[start of AVAILABLE RECORDS]
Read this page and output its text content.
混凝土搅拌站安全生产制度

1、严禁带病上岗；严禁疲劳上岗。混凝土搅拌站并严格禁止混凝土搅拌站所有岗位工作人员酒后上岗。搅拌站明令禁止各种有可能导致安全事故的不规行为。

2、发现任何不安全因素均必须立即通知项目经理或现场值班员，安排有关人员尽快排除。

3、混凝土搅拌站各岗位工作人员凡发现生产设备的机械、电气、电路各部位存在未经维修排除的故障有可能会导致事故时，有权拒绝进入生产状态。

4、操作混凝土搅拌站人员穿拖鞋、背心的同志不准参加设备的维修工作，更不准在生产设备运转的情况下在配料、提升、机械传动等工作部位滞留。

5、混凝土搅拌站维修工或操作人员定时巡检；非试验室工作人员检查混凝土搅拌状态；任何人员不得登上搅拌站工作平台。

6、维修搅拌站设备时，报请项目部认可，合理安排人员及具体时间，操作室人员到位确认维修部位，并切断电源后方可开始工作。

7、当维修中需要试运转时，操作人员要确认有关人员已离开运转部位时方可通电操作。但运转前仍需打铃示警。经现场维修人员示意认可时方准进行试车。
[end of AVAILABLE RECORDS]
* PROMPT *
Print the whole listing again, exactly.

* WRITTEN ANSWER *
Read this page and output its text content.
混凝土搅拌站安全生产制度

1、严禁带病上岗；严禁疲劳上岗。混凝土搅拌站并严格禁止混凝土搅拌站所有岗位工作人员酒后上岗。搅拌站明令禁止各种有可能导致安全事故的不规行为。

2、发现任何不安全因素均必须立即通知项目经理或现场值班员，安排有关人员尽快排除。

3、混凝土搅拌站各岗位工作人员凡发现生产设备的机械、电气、电路各部位存在未经维修排除的故障有可能会导致事故时，有权拒绝进入生产状态。

4、操作混凝土搅拌站人员穿拖鞋、背心的同志不准参加设备的维修工作，更不准在生产设备运转的情况下在配料、提升、机械传动等工作部位滞留。

5、混凝土搅拌站维修工或操作人员定时巡检；非试验室工作人员检查混凝土搅拌状态；任何人员不得登上搅拌站工作平台。

6、维修搅拌站设备时，报请项目部认可，合理安排人员及具体时间，操作室人员到位确认维修部位，并切断电源后方可开始工作。

7、当维修中需要试运转时，操作人员要确认有关人员已离开运转部位时方可通电操作。但运转前仍需打铃示警。经现场维修人员示意认可时方准进行试车。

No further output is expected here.